(A run of records)
____________

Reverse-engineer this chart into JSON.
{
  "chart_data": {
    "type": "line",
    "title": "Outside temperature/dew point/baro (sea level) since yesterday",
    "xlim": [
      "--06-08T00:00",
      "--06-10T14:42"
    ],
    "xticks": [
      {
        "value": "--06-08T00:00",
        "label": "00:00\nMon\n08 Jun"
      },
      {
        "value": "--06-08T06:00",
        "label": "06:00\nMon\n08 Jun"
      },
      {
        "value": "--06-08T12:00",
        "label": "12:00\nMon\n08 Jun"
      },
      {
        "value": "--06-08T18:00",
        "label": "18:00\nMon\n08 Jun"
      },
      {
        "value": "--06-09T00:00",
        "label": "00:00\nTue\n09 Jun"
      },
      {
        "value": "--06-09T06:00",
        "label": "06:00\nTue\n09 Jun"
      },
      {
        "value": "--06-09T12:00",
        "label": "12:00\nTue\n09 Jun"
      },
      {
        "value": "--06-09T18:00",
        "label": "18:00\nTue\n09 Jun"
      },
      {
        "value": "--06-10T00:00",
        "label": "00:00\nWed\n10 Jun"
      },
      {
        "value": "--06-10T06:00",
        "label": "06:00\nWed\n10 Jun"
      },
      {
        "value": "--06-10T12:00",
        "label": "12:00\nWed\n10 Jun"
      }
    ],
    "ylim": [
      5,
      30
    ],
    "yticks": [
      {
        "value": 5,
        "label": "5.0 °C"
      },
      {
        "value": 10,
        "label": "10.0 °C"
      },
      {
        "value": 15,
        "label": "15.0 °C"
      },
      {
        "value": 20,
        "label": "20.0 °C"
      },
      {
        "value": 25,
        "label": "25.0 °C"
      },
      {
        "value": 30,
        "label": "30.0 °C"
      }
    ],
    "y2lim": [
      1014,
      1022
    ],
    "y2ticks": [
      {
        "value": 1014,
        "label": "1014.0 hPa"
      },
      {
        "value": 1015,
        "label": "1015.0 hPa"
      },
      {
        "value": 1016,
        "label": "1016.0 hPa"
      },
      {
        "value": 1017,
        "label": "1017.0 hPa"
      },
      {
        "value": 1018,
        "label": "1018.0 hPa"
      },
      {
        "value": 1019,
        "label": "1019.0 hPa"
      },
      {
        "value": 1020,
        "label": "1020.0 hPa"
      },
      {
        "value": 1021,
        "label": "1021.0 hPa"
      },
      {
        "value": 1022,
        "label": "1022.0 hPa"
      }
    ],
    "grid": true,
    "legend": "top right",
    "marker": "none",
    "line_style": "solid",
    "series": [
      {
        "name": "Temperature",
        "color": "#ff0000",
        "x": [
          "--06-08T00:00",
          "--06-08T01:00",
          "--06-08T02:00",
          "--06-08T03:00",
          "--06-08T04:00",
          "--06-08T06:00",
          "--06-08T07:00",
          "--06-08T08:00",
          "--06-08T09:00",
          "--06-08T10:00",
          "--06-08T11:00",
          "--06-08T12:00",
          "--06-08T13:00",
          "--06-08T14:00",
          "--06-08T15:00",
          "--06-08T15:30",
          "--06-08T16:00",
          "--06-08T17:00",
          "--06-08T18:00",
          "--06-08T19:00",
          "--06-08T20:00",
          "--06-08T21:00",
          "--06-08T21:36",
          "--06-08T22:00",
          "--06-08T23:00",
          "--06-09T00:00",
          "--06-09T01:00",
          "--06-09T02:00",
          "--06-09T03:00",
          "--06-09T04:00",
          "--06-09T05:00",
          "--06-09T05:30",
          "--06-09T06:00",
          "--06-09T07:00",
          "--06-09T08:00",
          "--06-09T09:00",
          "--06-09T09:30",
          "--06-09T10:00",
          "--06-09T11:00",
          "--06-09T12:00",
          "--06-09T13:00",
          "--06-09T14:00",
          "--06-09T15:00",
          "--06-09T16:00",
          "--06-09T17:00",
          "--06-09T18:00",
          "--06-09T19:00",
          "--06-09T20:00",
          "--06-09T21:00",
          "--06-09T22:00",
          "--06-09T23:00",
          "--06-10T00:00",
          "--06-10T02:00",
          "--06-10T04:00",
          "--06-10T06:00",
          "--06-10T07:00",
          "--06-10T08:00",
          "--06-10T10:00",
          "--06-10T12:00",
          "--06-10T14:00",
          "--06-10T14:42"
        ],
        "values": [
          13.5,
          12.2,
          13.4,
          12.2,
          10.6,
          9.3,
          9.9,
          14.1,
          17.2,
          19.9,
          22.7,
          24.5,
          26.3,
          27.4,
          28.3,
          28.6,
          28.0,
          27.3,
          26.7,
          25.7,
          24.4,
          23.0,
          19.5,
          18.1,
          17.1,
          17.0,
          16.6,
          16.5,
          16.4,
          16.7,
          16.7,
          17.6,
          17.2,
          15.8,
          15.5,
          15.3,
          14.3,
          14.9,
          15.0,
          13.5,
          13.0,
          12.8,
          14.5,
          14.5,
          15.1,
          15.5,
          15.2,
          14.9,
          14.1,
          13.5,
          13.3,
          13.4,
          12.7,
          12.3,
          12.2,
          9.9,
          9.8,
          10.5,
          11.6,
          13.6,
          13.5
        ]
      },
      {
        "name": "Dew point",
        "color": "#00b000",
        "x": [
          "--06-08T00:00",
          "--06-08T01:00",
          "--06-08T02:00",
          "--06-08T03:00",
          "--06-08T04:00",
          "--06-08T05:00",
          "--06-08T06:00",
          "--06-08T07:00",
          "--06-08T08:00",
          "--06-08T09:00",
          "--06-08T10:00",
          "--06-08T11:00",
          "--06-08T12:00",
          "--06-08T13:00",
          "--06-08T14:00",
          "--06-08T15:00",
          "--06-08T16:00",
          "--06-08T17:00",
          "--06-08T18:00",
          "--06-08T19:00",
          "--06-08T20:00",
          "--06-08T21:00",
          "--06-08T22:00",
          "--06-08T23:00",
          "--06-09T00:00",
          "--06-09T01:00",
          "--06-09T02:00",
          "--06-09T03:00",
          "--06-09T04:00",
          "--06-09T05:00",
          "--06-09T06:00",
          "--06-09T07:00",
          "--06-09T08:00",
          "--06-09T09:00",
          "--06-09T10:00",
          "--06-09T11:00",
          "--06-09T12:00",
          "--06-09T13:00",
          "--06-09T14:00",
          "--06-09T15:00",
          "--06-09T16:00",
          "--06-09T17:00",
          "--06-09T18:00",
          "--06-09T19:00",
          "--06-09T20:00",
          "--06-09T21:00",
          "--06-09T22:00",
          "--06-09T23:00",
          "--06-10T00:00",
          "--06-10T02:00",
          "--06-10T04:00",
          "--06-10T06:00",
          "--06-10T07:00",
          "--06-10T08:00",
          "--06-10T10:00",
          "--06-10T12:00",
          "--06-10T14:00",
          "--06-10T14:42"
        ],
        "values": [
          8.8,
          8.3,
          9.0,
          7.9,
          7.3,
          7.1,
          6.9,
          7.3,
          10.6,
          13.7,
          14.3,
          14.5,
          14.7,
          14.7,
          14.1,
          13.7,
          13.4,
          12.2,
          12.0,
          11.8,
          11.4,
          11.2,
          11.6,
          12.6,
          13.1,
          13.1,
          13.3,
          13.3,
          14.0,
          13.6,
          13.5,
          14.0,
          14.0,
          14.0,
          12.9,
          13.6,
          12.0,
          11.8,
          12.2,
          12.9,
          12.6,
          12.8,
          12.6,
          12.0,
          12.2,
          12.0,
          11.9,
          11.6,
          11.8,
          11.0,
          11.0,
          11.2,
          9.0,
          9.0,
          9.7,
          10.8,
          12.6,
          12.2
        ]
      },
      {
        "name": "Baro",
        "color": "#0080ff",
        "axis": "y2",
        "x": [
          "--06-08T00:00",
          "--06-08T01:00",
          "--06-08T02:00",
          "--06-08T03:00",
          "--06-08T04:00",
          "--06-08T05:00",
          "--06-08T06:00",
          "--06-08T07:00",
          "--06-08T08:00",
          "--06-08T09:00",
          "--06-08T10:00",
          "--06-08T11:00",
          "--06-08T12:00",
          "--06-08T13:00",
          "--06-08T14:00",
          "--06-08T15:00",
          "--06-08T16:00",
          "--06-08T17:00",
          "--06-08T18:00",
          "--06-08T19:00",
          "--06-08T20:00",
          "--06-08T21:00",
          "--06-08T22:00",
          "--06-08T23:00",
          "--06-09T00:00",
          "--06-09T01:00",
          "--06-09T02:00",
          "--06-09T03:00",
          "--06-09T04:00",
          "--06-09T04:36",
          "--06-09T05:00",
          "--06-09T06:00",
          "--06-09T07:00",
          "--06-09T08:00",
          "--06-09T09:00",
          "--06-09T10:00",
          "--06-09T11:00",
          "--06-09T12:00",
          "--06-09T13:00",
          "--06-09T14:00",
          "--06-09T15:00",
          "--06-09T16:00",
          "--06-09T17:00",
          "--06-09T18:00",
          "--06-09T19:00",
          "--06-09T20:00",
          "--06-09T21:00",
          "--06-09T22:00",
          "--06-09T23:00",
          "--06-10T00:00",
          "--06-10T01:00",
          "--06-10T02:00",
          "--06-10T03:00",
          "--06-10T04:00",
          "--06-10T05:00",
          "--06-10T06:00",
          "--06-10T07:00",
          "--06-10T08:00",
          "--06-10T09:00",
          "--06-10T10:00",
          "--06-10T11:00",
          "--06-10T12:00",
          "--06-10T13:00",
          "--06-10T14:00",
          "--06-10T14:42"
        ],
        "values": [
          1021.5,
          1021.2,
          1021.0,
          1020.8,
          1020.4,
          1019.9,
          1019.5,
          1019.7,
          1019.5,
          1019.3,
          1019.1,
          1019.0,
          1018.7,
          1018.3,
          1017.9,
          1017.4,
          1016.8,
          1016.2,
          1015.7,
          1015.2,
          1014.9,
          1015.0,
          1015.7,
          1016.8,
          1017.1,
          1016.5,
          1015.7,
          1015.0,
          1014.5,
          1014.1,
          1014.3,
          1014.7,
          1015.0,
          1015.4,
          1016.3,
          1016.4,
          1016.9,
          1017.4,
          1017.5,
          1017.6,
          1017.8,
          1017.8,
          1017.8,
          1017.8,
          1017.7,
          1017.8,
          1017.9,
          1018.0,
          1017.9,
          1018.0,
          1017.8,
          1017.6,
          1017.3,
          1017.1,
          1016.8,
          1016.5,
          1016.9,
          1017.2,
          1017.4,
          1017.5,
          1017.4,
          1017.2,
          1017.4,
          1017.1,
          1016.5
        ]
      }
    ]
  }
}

____________

(Task objective)
For the material, find the number of lines holding the word "name" and give that figure and nothing more.

(Solution to this task)
3